- _Goal_:
Write out the material exactly. Do not include the pictures.

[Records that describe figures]
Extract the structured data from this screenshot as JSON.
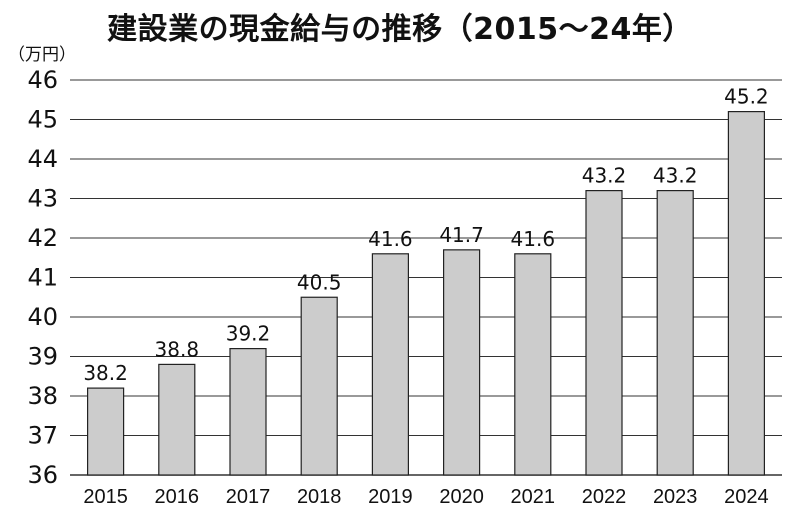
{
  "chart_data": {
    "type": "bar",
    "title": "建設業の現金給与の推移（2015〜24年）",
    "unit_label": "（万円）",
    "categories": [
      "2015",
      "2016",
      "2017",
      "2018",
      "2019",
      "2020",
      "2021",
      "2022",
      "2023",
      "2024"
    ],
    "values": [
      38.2,
      38.8,
      39.2,
      40.5,
      41.6,
      41.7,
      41.6,
      43.2,
      43.2,
      45.2
    ],
    "value_labels": [
      "38.2",
      "38.8",
      "39.2",
      "40.5",
      "41.6",
      "41.7",
      "41.6",
      "43.2",
      "43.2",
      "45.2"
    ],
    "yticks": [
      "36",
      "37",
      "38",
      "39",
      "40",
      "41",
      "42",
      "43",
      "44",
      "45",
      "46"
    ],
    "ylim": [
      36,
      46
    ],
    "grid": true,
    "legend": "none",
    "colors": {
      "bar_fill": "#cccccc",
      "bar_stroke": "#222222",
      "grid": "#333333"
    }
  }
}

- _Output below_:
Extract the structured data from this screenshot as JSON.
{
  "chart_data": {
    "type": "bar",
    "title": "建設業の現金給与の推移（2015〜24年）",
    "unit_label": "（万円）",
    "categories": [
      "2015",
      "2016",
      "2017",
      "2018",
      "2019",
      "2020",
      "2021",
      "2022",
      "2023",
      "2024"
    ],
    "values": [
      38.2,
      38.8,
      39.2,
      40.5,
      41.6,
      41.7,
      41.6,
      43.2,
      43.2,
      45.2
    ],
    "value_labels": [
      "38.2",
      "38.8",
      "39.2",
      "40.5",
      "41.6",
      "41.7",
      "41.6",
      "43.2",
      "43.2",
      "45.2"
    ],
    "yticks": [
      "36",
      "37",
      "38",
      "39",
      "40",
      "41",
      "42",
      "43",
      "44",
      "45",
      "46"
    ],
    "ylim": [
      36,
      46
    ],
    "grid": true,
    "legend": "none",
    "colors": {
      "bar_fill": "#cccccc",
      "bar_stroke": "#222222",
      "grid": "#333333"
    }
  }
}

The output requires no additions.